Records supplied:
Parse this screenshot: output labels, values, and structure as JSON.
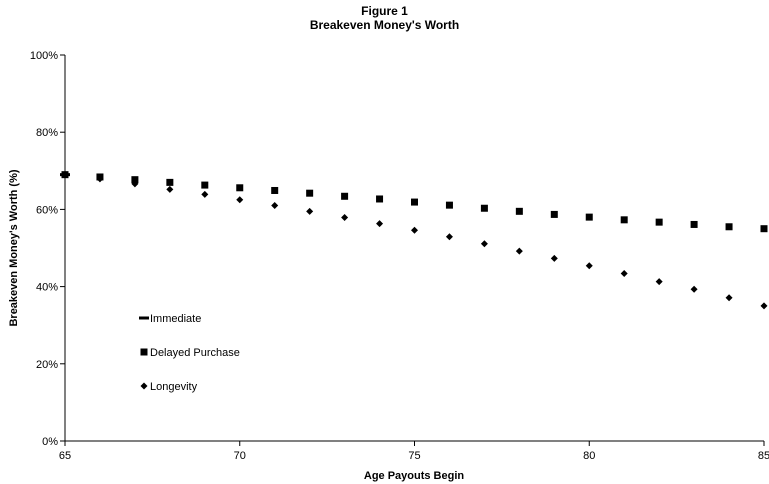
{
  "chart_data": {
    "type": "scatter",
    "title": "Figure 1",
    "subtitle": "Breakeven Money's Worth",
    "xlabel": "Age Payouts Begin",
    "ylabel": "Breakeven Money's Worth (%)",
    "xlim": [
      65,
      85
    ],
    "ylim": [
      0,
      100
    ],
    "xticks": [
      65,
      70,
      75,
      80,
      85
    ],
    "yticks": [
      0,
      20,
      40,
      60,
      80,
      100
    ],
    "ytick_labels": [
      "0%",
      "20%",
      "40%",
      "60%",
      "80%",
      "100%"
    ],
    "grid": false,
    "legend_position": "left-middle",
    "series": [
      {
        "name": "Immediate",
        "marker": "dash",
        "x": [
          65
        ],
        "y": [
          69.0
        ]
      },
      {
        "name": "Delayed Purchase",
        "marker": "square",
        "x": [
          65,
          66,
          67,
          68,
          69,
          70,
          71,
          72,
          73,
          74,
          75,
          76,
          77,
          78,
          79,
          80,
          81,
          82,
          83,
          84,
          85
        ],
        "y": [
          69.0,
          68.4,
          67.7,
          67.0,
          66.3,
          65.6,
          64.9,
          64.2,
          63.4,
          62.7,
          61.9,
          61.1,
          60.3,
          59.5,
          58.7,
          58.0,
          57.3,
          56.7,
          56.1,
          55.5,
          55.0
        ]
      },
      {
        "name": "Longevity",
        "marker": "diamond",
        "x": [
          65,
          66,
          67,
          68,
          69,
          70,
          71,
          72,
          73,
          74,
          75,
          76,
          77,
          78,
          79,
          80,
          81,
          82,
          83,
          84,
          85
        ],
        "y": [
          69.0,
          67.9,
          66.6,
          65.2,
          63.9,
          62.5,
          61.0,
          59.5,
          57.9,
          56.3,
          54.6,
          52.9,
          51.1,
          49.2,
          47.3,
          45.4,
          43.4,
          41.3,
          39.3,
          37.1,
          35.0
        ]
      }
    ]
  }
}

Exercise: Using the data above, copy each line that contains "Money".

Answer in full:
    "subtitle": "Breakeven Money's Worth",
    "ylabel": "Breakeven Money's Worth (%)",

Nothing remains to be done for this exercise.